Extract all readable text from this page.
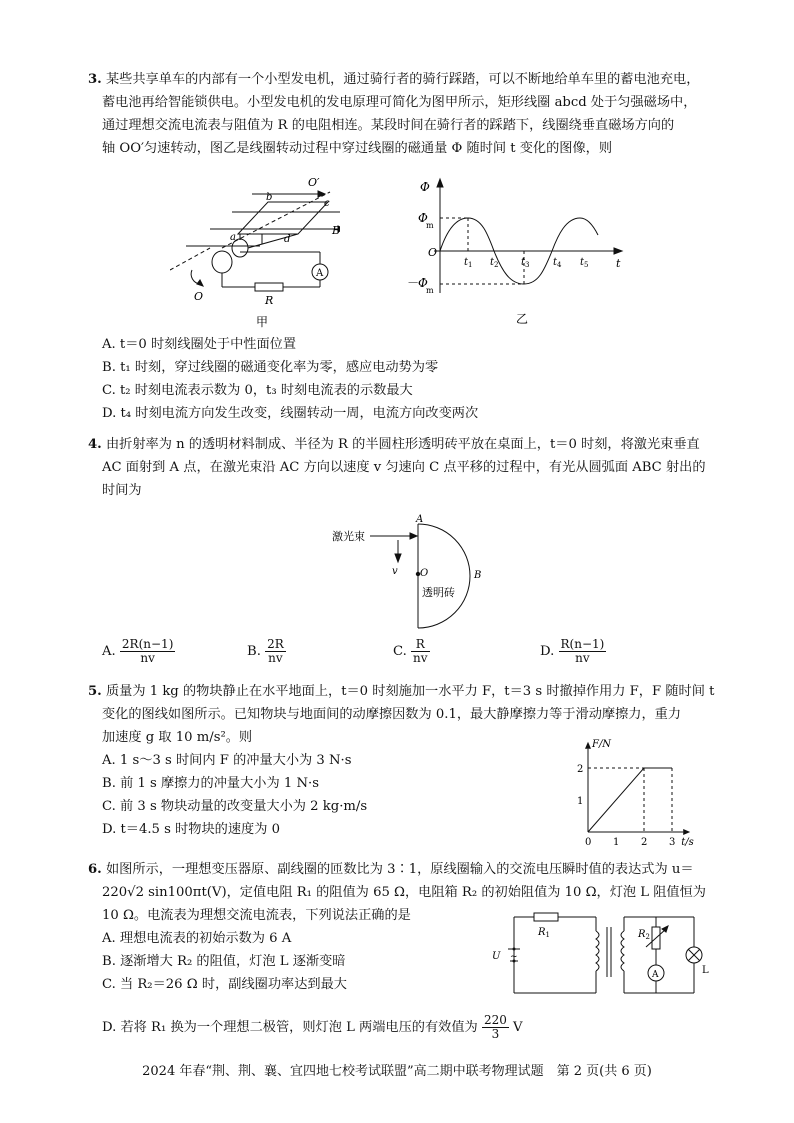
3. 某些共享单车的内部有一个小型发电机，通过骑行者的骑行踩踏，可以不断地给单车里的蓄电池充电，
蓄电池再给智能锁供电。小型发电机的发电原理可简化为图甲所示，矩形线圈 abcd 处于匀强磁场中，
通过理想交流电流表与阻值为 R 的电阻相连。某段时间在骑行者的踩踏下，线圈绕垂直磁场方向的
轴 OO′匀速转动，图乙是线圈转动过程中穿过线圈的磁通量 Φ 随时间 t 变化的图像，则
O′
b
c
a	d
B
R
A
O
甲
Φ
Φ
m
O
－Φ
m
t
$t_1$ $t_2$ $t_3$ $t_4$ $t_5$
乙
A. t＝0 时刻线圈处于中性面位置
B. t₁ 时刻，穿过线圈的磁通变化率为零，感应电动势为零
C. t₂ 时刻电流表示数为 0，t₃ 时刻电流表的示数最大
D. t₄ 时刻电流方向发生改变，线圈转动一周，电流方向改变两次
4. 由折射率为 n 的透明材料制成、半径为 R 的半圆柱形透明砖平放在桌面上，t＝0 时刻，将激光束垂直
AC 面射到 A 点，在激光束沿 AC 方向以速度 v 匀速向 C 点平移的过程中，有光从圆弧面 ABC 射出的
时间为
激光束
v
A
B
O
透明砖
A. $\frac{2R(n-1)}{nv}$	B. $\frac{2R}{nv}$	C. $\frac{R}{nv}$	D. $\frac{R(n-1)}{nv}$
5. 质量为 1 kg 的物块静止在水平地面上，t＝0 时刻施加一水平力 F，t＝3 s 时撤掉作用力 F，F 随时间 t
变化的图线如图所示。已知物块与地面间的动摩擦因数为 0.1，最大静摩擦力等于滑动摩擦力，重力
加速度 g 取 10 m/s²。则
A. 1 s～3 s 时间内 F 的冲量大小为 3 N·s
B. 前 1 s 摩擦力的冲量大小为 1 N·s
C. 前 3 s 物块动量的改变量大小为 2 kg·m/s
D. t＝4.5 s 时物块的速度为 0
F/N
t/s
0 1 2 3
1
2
6. 如图所示，一理想变压器原、副线圈的匝数比为 3∶1，原线圈输入的交流电压瞬时值的表达式为 u＝
220√2 sin100πt(V)，定值电阻 R₁ 的阻值为 65 Ω，电阻箱 R₂ 的初始阻值为 10 Ω，灯泡 L 阻值恒为
10 Ω。电流表为理想交流电流表，下列说法正确的是
A. 理想电流表的初始示数为 6 A
B. 逐渐增大 R₂ 的阻值，灯泡 L 逐渐变暗
C. 当 R₂＝26 Ω 时，副线圈功率达到最大
$R_1$	$R_2$
U ~
A	L
D. 若将 R₁ 换为一个理想二极管，则灯泡 L 两端电压的有效值为 $\frac{220}{3}$ V
2024 年春“荆、荆、襄、宜四地七校考试联盟”高二期中联考物理试题　第 2 页(共 6 页)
***
Print the complete listing exactly, apart from any pictures.

Extract all readable text from this page.
3. 某些共享单车的内部有一个小型发电机，通过骑行者的骑行踩踏，可以不断地给单车里的蓄电池充电，
蓄电池再给智能锁供电。小型发电机的发电原理可简化为图甲所示，矩形线圈 abcd 处于匀强磁场中，
通过理想交流电流表与阻值为 R 的电阻相连。某段时间在骑行者的踩踏下，线圈绕垂直磁场方向的
轴 OO′匀速转动，图乙是线圈转动过程中穿过线圈的磁通量 Φ 随时间 t 变化的图像，则
O′
b
c
a	d
B
R
A
O
甲
Φ
Φ
m
O
－Φ
m
t
$t_1$ $t_2$ $t_3$ $t_4$ $t_5$
乙
A. t＝0 时刻线圈处于中性面位置
B. t₁ 时刻，穿过线圈的磁通变化率为零，感应电动势为零
C. t₂ 时刻电流表示数为 0，t₃ 时刻电流表的示数最大
D. t₄ 时刻电流方向发生改变，线圈转动一周，电流方向改变两次
4. 由折射率为 n 的透明材料制成、半径为 R 的半圆柱形透明砖平放在桌面上，t＝0 时刻，将激光束垂直
AC 面射到 A 点，在激光束沿 AC 方向以速度 v 匀速向 C 点平移的过程中，有光从圆弧面 ABC 射出的
时间为
激光束
v
A
B
O
透明砖
A. $\frac{2R(n-1)}{nv}$	B. $\frac{2R}{nv}$	C. $\frac{R}{nv}$	D. $\frac{R(n-1)}{nv}$
5. 质量为 1 kg 的物块静止在水平地面上，t＝0 时刻施加一水平力 F，t＝3 s 时撤掉作用力 F，F 随时间 t
变化的图线如图所示。已知物块与地面间的动摩擦因数为 0.1，最大静摩擦力等于滑动摩擦力，重力
加速度 g 取 10 m/s²。则
A. 1 s～3 s 时间内 F 的冲量大小为 3 N·s
B. 前 1 s 摩擦力的冲量大小为 1 N·s
C. 前 3 s 物块动量的改变量大小为 2 kg·m/s
D. t＝4.5 s 时物块的速度为 0
F/N
t/s
0 1 2 3
1
2
6. 如图所示，一理想变压器原、副线圈的匝数比为 3∶1，原线圈输入的交流电压瞬时值的表达式为 u＝
220√2 sin100πt(V)，定值电阻 R₁ 的阻值为 65 Ω，电阻箱 R₂ 的初始阻值为 10 Ω，灯泡 L 阻值恒为
10 Ω。电流表为理想交流电流表，下列说法正确的是
A. 理想电流表的初始示数为 6 A
B. 逐渐增大 R₂ 的阻值，灯泡 L 逐渐变暗
C. 当 R₂＝26 Ω 时，副线圈功率达到最大
$R_1$	$R_2$
U ~
A	L
D. 若将 R₁ 换为一个理想二极管，则灯泡 L 两端电压的有效值为 $\frac{220}{3}$ V
2024 年春“荆、荆、襄、宜四地七校考试联盟”高二期中联考物理试题　第 2 页(共 6 页)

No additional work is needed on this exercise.